- [Your goal]
Lines that contain the string "title" are to be copied; leave out all others.

* * * * *

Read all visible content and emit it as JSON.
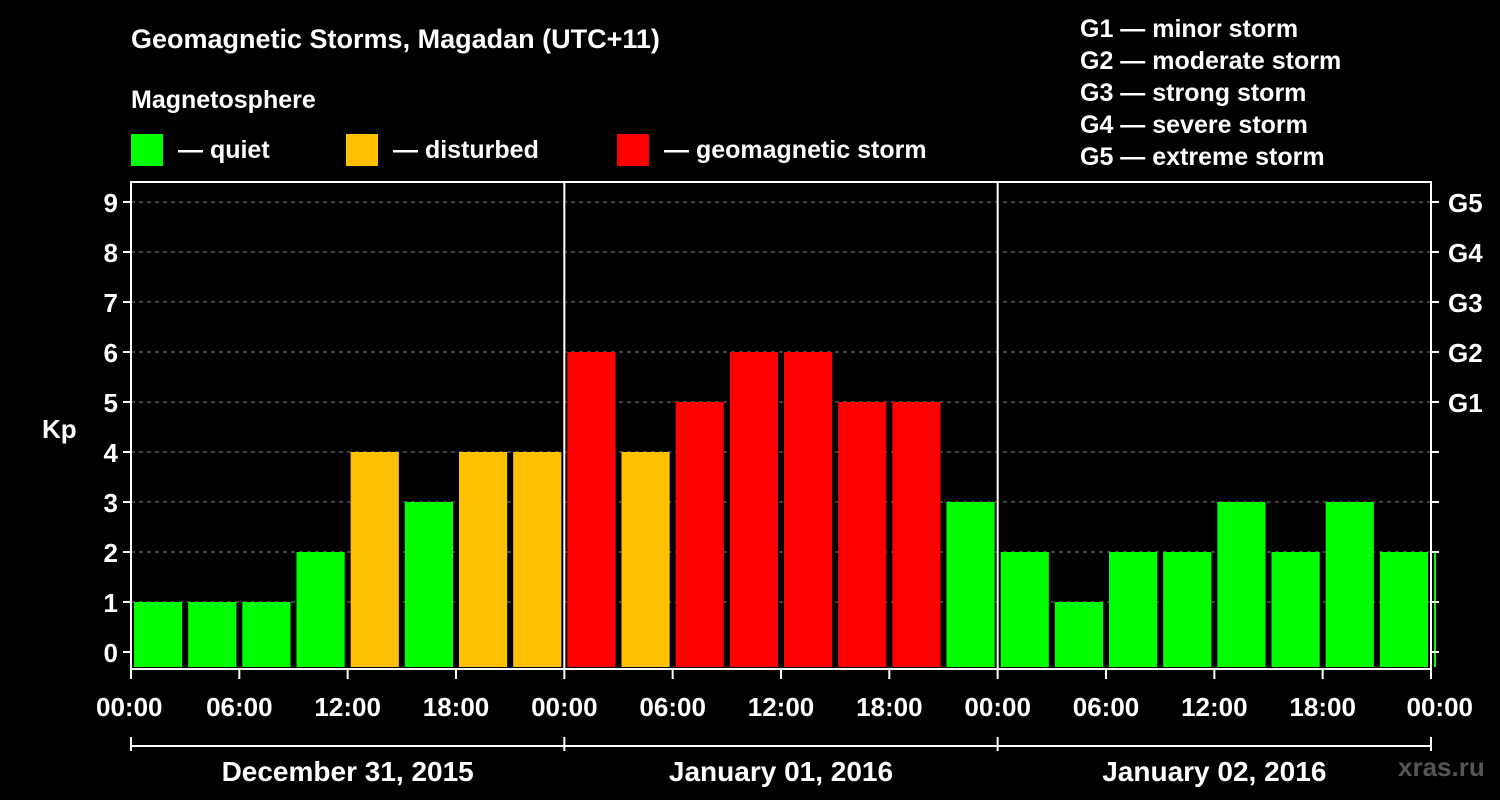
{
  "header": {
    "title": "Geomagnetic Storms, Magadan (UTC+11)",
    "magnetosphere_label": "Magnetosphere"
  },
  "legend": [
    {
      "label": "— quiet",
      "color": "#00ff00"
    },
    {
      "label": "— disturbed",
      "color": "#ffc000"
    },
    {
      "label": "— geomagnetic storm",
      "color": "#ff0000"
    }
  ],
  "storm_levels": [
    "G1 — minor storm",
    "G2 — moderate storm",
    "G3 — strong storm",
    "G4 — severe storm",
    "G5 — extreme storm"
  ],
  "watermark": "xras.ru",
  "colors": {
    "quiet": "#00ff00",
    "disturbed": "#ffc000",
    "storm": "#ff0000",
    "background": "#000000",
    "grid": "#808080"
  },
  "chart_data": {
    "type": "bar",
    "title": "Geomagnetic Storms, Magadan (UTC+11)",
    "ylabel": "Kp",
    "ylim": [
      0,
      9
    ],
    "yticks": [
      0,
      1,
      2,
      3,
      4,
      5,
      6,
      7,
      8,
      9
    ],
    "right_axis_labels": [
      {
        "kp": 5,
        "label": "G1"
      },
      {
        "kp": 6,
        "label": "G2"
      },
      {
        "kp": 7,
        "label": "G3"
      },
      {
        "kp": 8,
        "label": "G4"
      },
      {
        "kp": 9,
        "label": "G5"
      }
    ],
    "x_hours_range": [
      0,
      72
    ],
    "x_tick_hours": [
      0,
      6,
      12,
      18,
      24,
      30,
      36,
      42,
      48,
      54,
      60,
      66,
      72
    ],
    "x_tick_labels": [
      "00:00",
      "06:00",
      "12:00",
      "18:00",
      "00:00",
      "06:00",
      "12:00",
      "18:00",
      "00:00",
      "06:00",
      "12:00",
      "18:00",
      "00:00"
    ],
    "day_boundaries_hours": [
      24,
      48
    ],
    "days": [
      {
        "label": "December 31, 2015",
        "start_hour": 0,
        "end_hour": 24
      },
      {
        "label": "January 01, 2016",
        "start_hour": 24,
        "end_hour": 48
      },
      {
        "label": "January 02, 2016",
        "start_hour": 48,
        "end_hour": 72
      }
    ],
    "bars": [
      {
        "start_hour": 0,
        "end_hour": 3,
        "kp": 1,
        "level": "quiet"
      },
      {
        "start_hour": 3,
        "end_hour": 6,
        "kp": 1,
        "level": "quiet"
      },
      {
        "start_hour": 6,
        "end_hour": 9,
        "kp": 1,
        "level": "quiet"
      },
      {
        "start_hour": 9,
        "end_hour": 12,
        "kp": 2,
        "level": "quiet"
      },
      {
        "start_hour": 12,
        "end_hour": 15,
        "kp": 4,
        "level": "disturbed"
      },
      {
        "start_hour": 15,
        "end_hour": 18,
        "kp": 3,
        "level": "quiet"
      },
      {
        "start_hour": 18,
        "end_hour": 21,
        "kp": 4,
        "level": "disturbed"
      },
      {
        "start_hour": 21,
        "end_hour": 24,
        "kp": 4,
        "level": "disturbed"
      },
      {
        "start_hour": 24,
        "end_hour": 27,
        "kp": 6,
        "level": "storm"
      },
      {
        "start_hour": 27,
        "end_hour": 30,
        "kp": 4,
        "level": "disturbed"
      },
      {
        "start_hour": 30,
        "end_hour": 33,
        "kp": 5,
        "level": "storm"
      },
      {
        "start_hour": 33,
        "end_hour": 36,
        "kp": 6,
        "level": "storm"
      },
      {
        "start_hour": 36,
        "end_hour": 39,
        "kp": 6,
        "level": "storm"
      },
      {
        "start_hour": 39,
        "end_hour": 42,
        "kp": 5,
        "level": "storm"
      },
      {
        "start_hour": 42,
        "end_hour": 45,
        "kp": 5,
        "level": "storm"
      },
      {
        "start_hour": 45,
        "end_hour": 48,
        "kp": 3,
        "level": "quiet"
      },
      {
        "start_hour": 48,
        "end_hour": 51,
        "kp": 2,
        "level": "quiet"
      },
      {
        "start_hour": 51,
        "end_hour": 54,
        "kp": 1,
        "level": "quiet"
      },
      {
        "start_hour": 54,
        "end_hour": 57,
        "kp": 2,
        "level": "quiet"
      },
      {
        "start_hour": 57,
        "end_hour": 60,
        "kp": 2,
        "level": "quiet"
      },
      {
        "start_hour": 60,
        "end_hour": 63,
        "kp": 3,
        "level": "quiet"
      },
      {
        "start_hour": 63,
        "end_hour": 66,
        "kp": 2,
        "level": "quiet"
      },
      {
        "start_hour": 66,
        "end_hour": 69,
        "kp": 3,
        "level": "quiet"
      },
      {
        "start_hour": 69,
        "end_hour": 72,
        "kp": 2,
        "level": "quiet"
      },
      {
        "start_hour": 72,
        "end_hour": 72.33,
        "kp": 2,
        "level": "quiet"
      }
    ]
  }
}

* * * * *

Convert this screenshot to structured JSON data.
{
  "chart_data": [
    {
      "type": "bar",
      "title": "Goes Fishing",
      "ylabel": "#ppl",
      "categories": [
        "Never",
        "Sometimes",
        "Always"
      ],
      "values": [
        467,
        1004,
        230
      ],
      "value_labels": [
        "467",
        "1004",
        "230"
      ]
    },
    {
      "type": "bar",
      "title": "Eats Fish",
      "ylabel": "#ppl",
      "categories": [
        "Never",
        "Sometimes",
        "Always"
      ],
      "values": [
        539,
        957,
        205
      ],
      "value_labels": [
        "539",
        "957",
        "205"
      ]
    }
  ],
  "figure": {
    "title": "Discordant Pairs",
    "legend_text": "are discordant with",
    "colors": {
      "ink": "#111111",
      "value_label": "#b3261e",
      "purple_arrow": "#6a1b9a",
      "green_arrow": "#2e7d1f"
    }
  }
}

* * * * *

- [Result for this task]
    "title": "Geomagnetic Storms, Magadan (UTC+11)",
    "title": "Geomagnetic Storms, Magadan (UTC+11)",
      "title": "Goes Fishing",
      "title": "Eats Fish",
    "title": "Discordant Pairs",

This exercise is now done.